**WORK TO BE COMPLETED:** Return all lines that include the string "label".

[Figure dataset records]
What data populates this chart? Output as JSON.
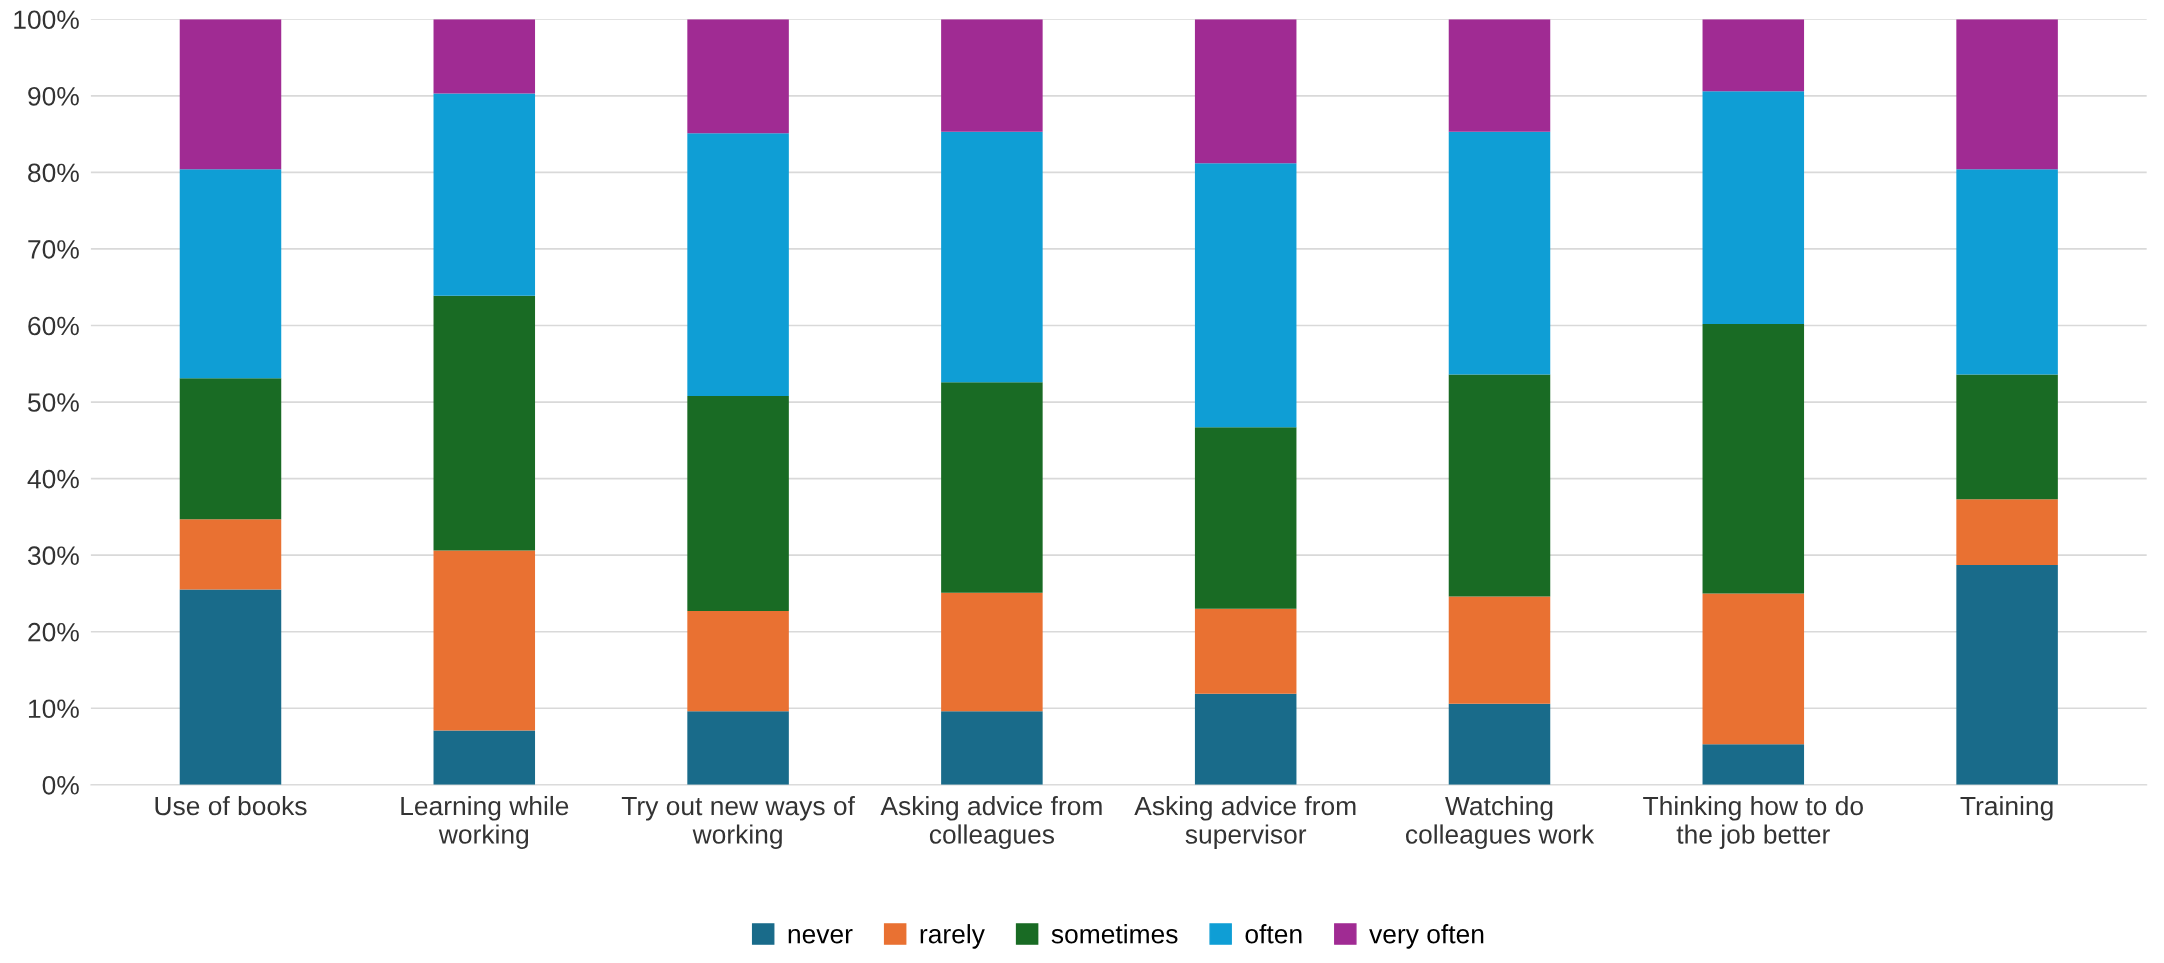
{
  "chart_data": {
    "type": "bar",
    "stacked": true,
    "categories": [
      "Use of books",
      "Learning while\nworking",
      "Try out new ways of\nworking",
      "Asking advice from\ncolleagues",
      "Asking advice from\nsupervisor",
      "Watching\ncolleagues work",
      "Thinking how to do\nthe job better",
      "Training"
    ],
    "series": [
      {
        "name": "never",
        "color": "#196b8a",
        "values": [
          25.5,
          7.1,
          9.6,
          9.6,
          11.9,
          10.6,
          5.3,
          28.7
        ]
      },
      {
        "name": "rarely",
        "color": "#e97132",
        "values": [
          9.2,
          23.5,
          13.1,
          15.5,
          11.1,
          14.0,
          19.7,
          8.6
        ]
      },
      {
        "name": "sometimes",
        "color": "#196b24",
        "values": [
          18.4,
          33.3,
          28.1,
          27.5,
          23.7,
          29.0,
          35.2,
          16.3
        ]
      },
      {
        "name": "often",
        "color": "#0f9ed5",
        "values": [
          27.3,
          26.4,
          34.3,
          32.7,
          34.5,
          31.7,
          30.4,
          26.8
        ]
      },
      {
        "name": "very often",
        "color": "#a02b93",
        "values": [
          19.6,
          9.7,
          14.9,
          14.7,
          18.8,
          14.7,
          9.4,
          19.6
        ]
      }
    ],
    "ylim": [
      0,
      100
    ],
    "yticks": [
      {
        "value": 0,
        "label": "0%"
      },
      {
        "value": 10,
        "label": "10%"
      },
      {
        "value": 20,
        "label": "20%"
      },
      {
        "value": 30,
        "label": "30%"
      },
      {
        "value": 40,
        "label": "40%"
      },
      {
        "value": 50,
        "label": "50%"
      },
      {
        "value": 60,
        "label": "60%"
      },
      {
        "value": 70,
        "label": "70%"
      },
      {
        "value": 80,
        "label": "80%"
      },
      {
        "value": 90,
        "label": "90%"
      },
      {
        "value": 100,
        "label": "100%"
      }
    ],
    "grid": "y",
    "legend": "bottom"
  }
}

**RESULT OF THE EXERCISE:**
        "label": "0%"
        "label": "10%"
        "label": "20%"
        "label": "30%"
        "label": "40%"
        "label": "50%"
        "label": "60%"
        "label": "70%"
        "label": "80%"
        "label": "90%"
        "label": "100%"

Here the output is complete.